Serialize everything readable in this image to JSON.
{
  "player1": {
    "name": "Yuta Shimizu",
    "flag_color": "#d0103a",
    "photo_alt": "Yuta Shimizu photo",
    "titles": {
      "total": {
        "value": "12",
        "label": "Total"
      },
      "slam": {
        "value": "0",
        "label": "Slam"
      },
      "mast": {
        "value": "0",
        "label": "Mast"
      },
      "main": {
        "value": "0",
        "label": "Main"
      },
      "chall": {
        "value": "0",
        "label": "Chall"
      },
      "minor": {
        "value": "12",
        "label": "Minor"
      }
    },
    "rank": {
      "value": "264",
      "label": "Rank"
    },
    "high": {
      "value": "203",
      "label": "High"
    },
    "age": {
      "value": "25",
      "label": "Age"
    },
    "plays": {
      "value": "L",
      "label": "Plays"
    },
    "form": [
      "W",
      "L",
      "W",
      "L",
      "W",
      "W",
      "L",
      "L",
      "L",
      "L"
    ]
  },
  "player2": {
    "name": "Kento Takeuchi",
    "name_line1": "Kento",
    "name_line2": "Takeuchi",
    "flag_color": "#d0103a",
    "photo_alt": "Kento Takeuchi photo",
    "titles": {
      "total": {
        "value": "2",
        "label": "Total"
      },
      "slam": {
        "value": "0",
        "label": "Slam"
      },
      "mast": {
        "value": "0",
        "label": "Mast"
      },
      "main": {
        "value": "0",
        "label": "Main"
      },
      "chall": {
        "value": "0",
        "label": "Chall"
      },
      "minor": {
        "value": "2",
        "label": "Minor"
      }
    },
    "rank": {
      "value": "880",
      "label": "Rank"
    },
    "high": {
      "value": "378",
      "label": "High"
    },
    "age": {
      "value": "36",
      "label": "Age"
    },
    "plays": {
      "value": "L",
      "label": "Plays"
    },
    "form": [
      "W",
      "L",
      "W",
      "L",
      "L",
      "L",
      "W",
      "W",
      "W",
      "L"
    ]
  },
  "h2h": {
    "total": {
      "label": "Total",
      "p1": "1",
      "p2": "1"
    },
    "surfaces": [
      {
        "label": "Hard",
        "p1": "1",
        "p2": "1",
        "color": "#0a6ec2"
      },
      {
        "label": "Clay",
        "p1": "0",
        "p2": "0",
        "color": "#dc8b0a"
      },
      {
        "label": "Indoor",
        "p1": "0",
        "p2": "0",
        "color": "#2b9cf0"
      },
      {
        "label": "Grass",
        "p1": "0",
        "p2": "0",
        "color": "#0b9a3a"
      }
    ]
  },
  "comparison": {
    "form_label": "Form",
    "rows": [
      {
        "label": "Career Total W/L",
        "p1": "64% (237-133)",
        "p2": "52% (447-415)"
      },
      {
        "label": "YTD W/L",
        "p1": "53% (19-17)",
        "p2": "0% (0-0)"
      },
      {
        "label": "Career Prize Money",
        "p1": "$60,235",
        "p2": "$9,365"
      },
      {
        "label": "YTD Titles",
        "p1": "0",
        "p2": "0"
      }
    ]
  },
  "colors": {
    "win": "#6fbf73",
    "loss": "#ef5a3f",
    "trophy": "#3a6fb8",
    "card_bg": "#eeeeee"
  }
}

-=-=-=-=-

■ What is expected:
Write out the full listing, keeping every line exactly as it is.

■ Finished task:
Serialize everything readable in this image to JSON.
{
  "player1": {
    "name": "Yuta Shimizu",
    "flag_color": "#d0103a",
    "photo_alt": "Yuta Shimizu photo",
    "titles": {
      "total": {
        "value": "12",
        "label": "Total"
      },
      "slam": {
        "value": "0",
        "label": "Slam"
      },
      "mast": {
        "value": "0",
        "label": "Mast"
      },
      "main": {
        "value": "0",
        "label": "Main"
      },
      "chall": {
        "value": "0",
        "label": "Chall"
      },
      "minor": {
        "value": "12",
        "label": "Minor"
      }
    },
    "rank": {
      "value": "264",
      "label": "Rank"
    },
    "high": {
      "value": "203",
      "label": "High"
    },
    "age": {
      "value": "25",
      "label": "Age"
    },
    "plays": {
      "value": "L",
      "label": "Plays"
    },
    "form": [
      "W",
      "L",
      "W",
      "L",
      "W",
      "W",
      "L",
      "L",
      "L",
      "L"
    ]
  },
  "player2": {
    "name": "Kento Takeuchi",
    "name_line1": "Kento",
    "name_line2": "Takeuchi",
    "flag_color": "#d0103a",
    "photo_alt": "Kento Takeuchi photo",
    "titles": {
      "total": {
        "value": "2",
        "label": "Total"
      },
      "slam": {
        "value": "0",
        "label": "Slam"
      },
      "mast": {
        "value": "0",
        "label": "Mast"
      },
      "main": {
        "value": "0",
        "label": "Main"
      },
      "chall": {
        "value": "0",
        "label": "Chall"
      },
      "minor": {
        "value": "2",
        "label": "Minor"
      }
    },
    "rank": {
      "value": "880",
      "label": "Rank"
    },
    "high": {
      "value": "378",
      "label": "High"
    },
    "age": {
      "value": "36",
      "label": "Age"
    },
    "plays": {
      "value": "L",
      "label": "Plays"
    },
    "form": [
      "W",
      "L",
      "W",
      "L",
      "L",
      "L",
      "W",
      "W",
      "W",
      "L"
    ]
  },
  "h2h": {
    "total": {
      "label": "Total",
      "p1": "1",
      "p2": "1"
    },
    "surfaces": [
      {
        "label": "Hard",
        "p1": "1",
        "p2": "1",
        "color": "#0a6ec2"
      },
      {
        "label": "Clay",
        "p1": "0",
        "p2": "0",
        "color": "#dc8b0a"
      },
      {
        "label": "Indoor",
        "p1": "0",
        "p2": "0",
        "color": "#2b9cf0"
      },
      {
        "label": "Grass",
        "p1": "0",
        "p2": "0",
        "color": "#0b9a3a"
      }
    ]
  },
  "comparison": {
    "form_label": "Form",
    "rows": [
      {
        "label": "Career Total W/L",
        "p1": "64% (237-133)",
        "p2": "52% (447-415)"
      },
      {
        "label": "YTD W/L",
        "p1": "53% (19-17)",
        "p2": "0% (0-0)"
      },
      {
        "label": "Career Prize Money",
        "p1": "$60,235",
        "p2": "$9,365"
      },
      {
        "label": "YTD Titles",
        "p1": "0",
        "p2": "0"
      }
    ]
  },
  "colors": {
    "win": "#6fbf73",
    "loss": "#ef5a3f",
    "trophy": "#3a6fb8",
    "card_bg": "#eeeeee"
  }
}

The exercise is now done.